▶ Exercise aim
Retype the data below without altering anything.

▶ Available data
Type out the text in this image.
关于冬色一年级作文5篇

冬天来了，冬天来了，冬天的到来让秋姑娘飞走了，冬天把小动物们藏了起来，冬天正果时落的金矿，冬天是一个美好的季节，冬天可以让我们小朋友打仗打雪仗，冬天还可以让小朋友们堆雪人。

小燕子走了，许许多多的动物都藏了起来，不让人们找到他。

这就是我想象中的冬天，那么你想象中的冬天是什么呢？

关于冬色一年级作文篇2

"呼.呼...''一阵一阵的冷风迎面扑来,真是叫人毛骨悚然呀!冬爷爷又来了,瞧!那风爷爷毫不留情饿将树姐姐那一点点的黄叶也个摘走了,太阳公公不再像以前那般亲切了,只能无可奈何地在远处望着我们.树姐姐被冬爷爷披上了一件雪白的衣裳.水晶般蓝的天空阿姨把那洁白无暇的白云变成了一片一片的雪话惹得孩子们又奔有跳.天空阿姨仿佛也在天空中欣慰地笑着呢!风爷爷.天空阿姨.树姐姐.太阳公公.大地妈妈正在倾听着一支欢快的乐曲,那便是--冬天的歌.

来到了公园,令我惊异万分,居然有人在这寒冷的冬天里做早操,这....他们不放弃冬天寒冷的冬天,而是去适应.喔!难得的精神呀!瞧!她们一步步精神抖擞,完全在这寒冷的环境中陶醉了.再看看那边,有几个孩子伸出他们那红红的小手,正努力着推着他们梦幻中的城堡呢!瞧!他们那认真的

▶ Correct output
Type out the text in this image.
关于冬色一年级作文5篇

冬天来了，冬天来了，冬天的到来让秋姑娘飞走了，冬天把小动物们藏了起来，冬天正果时落的金矿，冬天是一个美好的季节，冬天可以让我们小朋友打仗打雪仗，冬天还可以让小朋友们堆雪人。

小燕子走了，许许多多的动物都藏了起来，不让人们找到他。

这就是我想象中的冬天，那么你想象中的冬天是什么呢？

关于冬色一年级作文篇2

"呼.呼...''一阵一阵的冷风迎面扑来,真是叫人毛骨悚然呀!冬爷爷又来了,瞧!那风爷爷毫不留情饿将树姐姐那一点点的黄叶也个摘走了,太阳公公不再像以前那般亲切了,只能无可奈何地在远处望着我们.树姐姐被冬爷爷披上了一件雪白的衣裳.水晶般蓝的天空阿姨把那洁白无暇的白云变成了一片一片的雪话惹得孩子们又奔有跳.天空阿姨仿佛也在天空中欣慰地笑着呢!风爷爷.天空阿姨.树姐姐.太阳公公.大地妈妈正在倾听着一支欢快的乐曲,那便是--冬天的歌.

来到了公园,令我惊异万分,居然有人在这寒冷的冬天里做早操,这....他们不放弃冬天寒冷的冬天,而是去适应.喔!难得的精神呀!瞧!她们一步步精神抖擞,完全在这寒冷的环境中陶醉了.再看看那边,有几个孩子伸出他们那红红的小手,正努力着推着他们梦幻中的城堡呢!瞧!他们那认真的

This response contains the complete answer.